What is needed:
Retype each record below word for word. Leave the pictures out.

>> BEGIN Task data

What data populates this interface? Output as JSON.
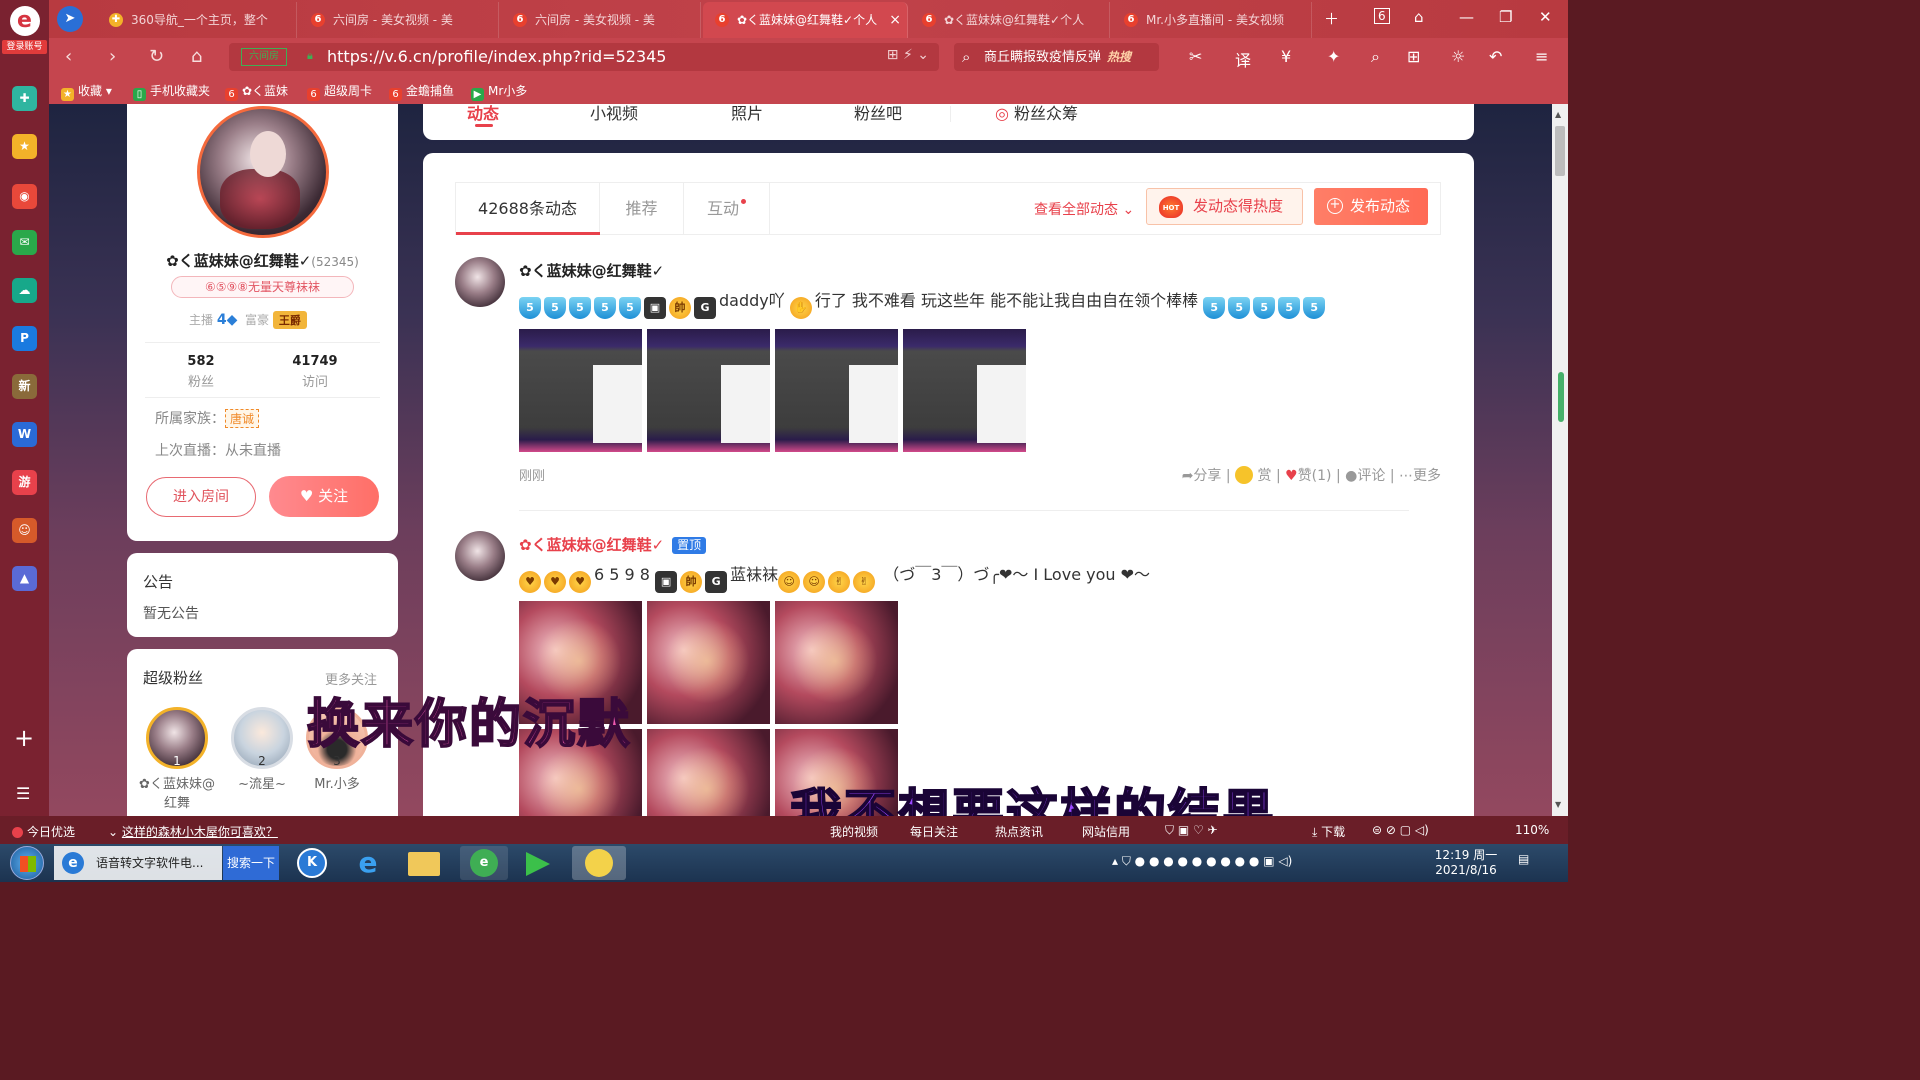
{
  "rail": {
    "login_label": "登录账号",
    "icons": [
      {
        "name": "compass-icon",
        "color": "#2fb5a0",
        "glyph": "✚"
      },
      {
        "name": "star-icon",
        "color": "#f3b229",
        "glyph": "★"
      },
      {
        "name": "weibo-icon",
        "color": "#e8483a",
        "glyph": "◉"
      },
      {
        "name": "mail-icon",
        "color": "#2aa84a",
        "glyph": "✉"
      },
      {
        "name": "cloud-icon",
        "color": "#17a88a",
        "glyph": "☁"
      },
      {
        "name": "pay-icon",
        "color": "#1a7ae0",
        "glyph": "P"
      },
      {
        "name": "news-icon",
        "color": "#8a6a3a",
        "glyph": "新"
      },
      {
        "name": "doc-icon",
        "color": "#2a6ad6",
        "glyph": "W"
      },
      {
        "name": "game-icon",
        "color": "#e8414b",
        "glyph": "游"
      },
      {
        "name": "game2-icon",
        "color": "#d65a2a",
        "glyph": "☺"
      },
      {
        "name": "game3-icon",
        "color": "#5a6ad6",
        "glyph": "▲"
      }
    ]
  },
  "tabs": [
    {
      "label": "360导航_一个主页，整个",
      "fav": "✚"
    },
    {
      "label": "六间房 - 美女视频 - 美",
      "fav": "6"
    },
    {
      "label": "六间房 - 美女视频 - 美",
      "fav": "6"
    },
    {
      "label": "✿く蓝妹妹@红舞鞋✓个人",
      "fav": "6"
    },
    {
      "label": "✿く蓝妹妹@红舞鞋✓个人",
      "fav": "6"
    },
    {
      "label": "Mr.小多直播间 - 美女视频",
      "fav": "6"
    }
  ],
  "address": {
    "badge": "六间房",
    "url": "https://v.6.cn/profile/index.php?rid=52345",
    "search_text": "商丘瞒报致疫情反弹",
    "search_hot": "热搜"
  },
  "bookmarks": [
    {
      "label": "收藏",
      "color": "#f3b229"
    },
    {
      "label": "手机收藏夹",
      "color": "#2aa84a"
    },
    {
      "label": "✿く蓝妹",
      "color": "#e8402e"
    },
    {
      "label": "超级周卡",
      "color": "#e8402e"
    },
    {
      "label": "金蟾捕鱼",
      "color": "#e8402e"
    },
    {
      "label": "Mr小多",
      "color": "#2aa84a"
    }
  ],
  "profile": {
    "name": "✿く蓝妹妹@红舞鞋✓",
    "rid": "(52345)",
    "title": "⑥⑤⑨⑧无量天尊袜袜",
    "anchor_label": "主播",
    "anchor_level": "4",
    "rich_label": "富豪",
    "rich_level": "王爵",
    "fans_count": "582",
    "fans_label": "粉丝",
    "visits_count": "41749",
    "visits_label": "访问",
    "family_label": "所属家族：",
    "family_value": "唐诚",
    "last_live": "上次直播：从未直播",
    "enter_room": "进入房间",
    "follow": "关注"
  },
  "notice": {
    "title": "公告",
    "body": "暂无公告"
  },
  "super_fans": {
    "title": "超级粉丝",
    "more": "更多关注",
    "fans": [
      {
        "rank": "1",
        "name": "✿く蓝妹妹@红舞",
        "color": "#f3b229"
      },
      {
        "rank": "2",
        "name": "~流星~",
        "color": "#d8dde4"
      },
      {
        "rank": "3",
        "name": "Mr.小多",
        "color": "#f0b29a"
      }
    ]
  },
  "top_nav": {
    "items": [
      "动态",
      "小视频",
      "照片",
      "粉丝吧",
      "粉丝众筹"
    ]
  },
  "feed": {
    "tabs": [
      "42688条动态",
      "推荐",
      "互动"
    ],
    "view_all": "查看全部动态",
    "heat_button": "发动态得热度",
    "heat_badge": "HOT",
    "post_button": "发布动态"
  },
  "posts": [
    {
      "name": "✿く蓝妹妹@红舞鞋✓",
      "pinned": false,
      "text_pre": "",
      "text_mid": "daddy吖",
      "text_post": "行了 我不难看 玩这些年 能不能让我自由自在领个棒棒",
      "time": "刚刚",
      "share": "分享",
      "reward": "赏",
      "like": "赞(1)",
      "comment": "评论",
      "more": "更多"
    },
    {
      "name": "✿く蓝妹妹@红舞鞋✓",
      "pinned": true,
      "pin_label": "置顶",
      "text_pre": "6 5 9 8",
      "text_mid": "蓝袜袜",
      "text_post": "（づ￣3￣）づ╭❤～ I Love you ❤～"
    }
  ],
  "subtitles": {
    "line1": "换来你的沉默",
    "line2": "我不想要这样的结果"
  },
  "statusbar": {
    "left": "今日优选",
    "headline": "这样的森林小木屋你可喜欢？",
    "items": [
      "我的视频",
      "每日关注",
      "热点资讯",
      "网站信用",
      "下载"
    ],
    "zoom": "110%"
  },
  "taskbar": {
    "active_app": "语音转文字软件电...",
    "search": "搜索一下",
    "time": "12:19 周一",
    "date": "2021/8/16"
  }
}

>> END Task data

Expected answer:
What data populates this interface? Output as JSON.
{
  "rail": {
    "login_label": "登录账号",
    "icons": [
      {
        "name": "compass-icon",
        "color": "#2fb5a0",
        "glyph": "✚"
      },
      {
        "name": "star-icon",
        "color": "#f3b229",
        "glyph": "★"
      },
      {
        "name": "weibo-icon",
        "color": "#e8483a",
        "glyph": "◉"
      },
      {
        "name": "mail-icon",
        "color": "#2aa84a",
        "glyph": "✉"
      },
      {
        "name": "cloud-icon",
        "color": "#17a88a",
        "glyph": "☁"
      },
      {
        "name": "pay-icon",
        "color": "#1a7ae0",
        "glyph": "P"
      },
      {
        "name": "news-icon",
        "color": "#8a6a3a",
        "glyph": "新"
      },
      {
        "name": "doc-icon",
        "color": "#2a6ad6",
        "glyph": "W"
      },
      {
        "name": "game-icon",
        "color": "#e8414b",
        "glyph": "游"
      },
      {
        "name": "game2-icon",
        "color": "#d65a2a",
        "glyph": "☺"
      },
      {
        "name": "game3-icon",
        "color": "#5a6ad6",
        "glyph": "▲"
      }
    ]
  },
  "tabs": [
    {
      "label": "360导航_一个主页，整个",
      "fav": "✚"
    },
    {
      "label": "六间房 - 美女视频 - 美",
      "fav": "6"
    },
    {
      "label": "六间房 - 美女视频 - 美",
      "fav": "6"
    },
    {
      "label": "✿く蓝妹妹@红舞鞋✓个人",
      "fav": "6"
    },
    {
      "label": "✿く蓝妹妹@红舞鞋✓个人",
      "fav": "6"
    },
    {
      "label": "Mr.小多直播间 - 美女视频",
      "fav": "6"
    }
  ],
  "address": {
    "badge": "六间房",
    "url": "https://v.6.cn/profile/index.php?rid=52345",
    "search_text": "商丘瞒报致疫情反弹",
    "search_hot": "热搜"
  },
  "bookmarks": [
    {
      "label": "收藏",
      "color": "#f3b229"
    },
    {
      "label": "手机收藏夹",
      "color": "#2aa84a"
    },
    {
      "label": "✿く蓝妹",
      "color": "#e8402e"
    },
    {
      "label": "超级周卡",
      "color": "#e8402e"
    },
    {
      "label": "金蟾捕鱼",
      "color": "#e8402e"
    },
    {
      "label": "Mr小多",
      "color": "#2aa84a"
    }
  ],
  "profile": {
    "name": "✿く蓝妹妹@红舞鞋✓",
    "rid": "(52345)",
    "title": "⑥⑤⑨⑧无量天尊袜袜",
    "anchor_label": "主播",
    "anchor_level": "4",
    "rich_label": "富豪",
    "rich_level": "王爵",
    "fans_count": "582",
    "fans_label": "粉丝",
    "visits_count": "41749",
    "visits_label": "访问",
    "family_label": "所属家族：",
    "family_value": "唐诚",
    "last_live": "上次直播：从未直播",
    "enter_room": "进入房间",
    "follow": "关注"
  },
  "notice": {
    "title": "公告",
    "body": "暂无公告"
  },
  "super_fans": {
    "title": "超级粉丝",
    "more": "更多关注",
    "fans": [
      {
        "rank": "1",
        "name": "✿く蓝妹妹@红舞",
        "color": "#f3b229"
      },
      {
        "rank": "2",
        "name": "~流星~",
        "color": "#d8dde4"
      },
      {
        "rank": "3",
        "name": "Mr.小多",
        "color": "#f0b29a"
      }
    ]
  },
  "top_nav": {
    "items": [
      "动态",
      "小视频",
      "照片",
      "粉丝吧",
      "粉丝众筹"
    ]
  },
  "feed": {
    "tabs": [
      "42688条动态",
      "推荐",
      "互动"
    ],
    "view_all": "查看全部动态",
    "heat_button": "发动态得热度",
    "heat_badge": "HOT",
    "post_button": "发布动态"
  },
  "posts": [
    {
      "name": "✿く蓝妹妹@红舞鞋✓",
      "pinned": false,
      "text_pre": "",
      "text_mid": "daddy吖",
      "text_post": "行了 我不难看 玩这些年 能不能让我自由自在领个棒棒",
      "time": "刚刚",
      "share": "分享",
      "reward": "赏",
      "like": "赞(1)",
      "comment": "评论",
      "more": "更多"
    },
    {
      "name": "✿く蓝妹妹@红舞鞋✓",
      "pinned": true,
      "pin_label": "置顶",
      "text_pre": "6 5 9 8",
      "text_mid": "蓝袜袜",
      "text_post": "（づ￣3￣）づ╭❤～ I Love you ❤～"
    }
  ],
  "subtitles": {
    "line1": "换来你的沉默",
    "line2": "我不想要这样的结果"
  },
  "statusbar": {
    "left": "今日优选",
    "headline": "这样的森林小木屋你可喜欢？",
    "items": [
      "我的视频",
      "每日关注",
      "热点资讯",
      "网站信用",
      "下载"
    ],
    "zoom": "110%"
  },
  "taskbar": {
    "active_app": "语音转文字软件电...",
    "search": "搜索一下",
    "time": "12:19 周一",
    "date": "2021/8/16"
  }
}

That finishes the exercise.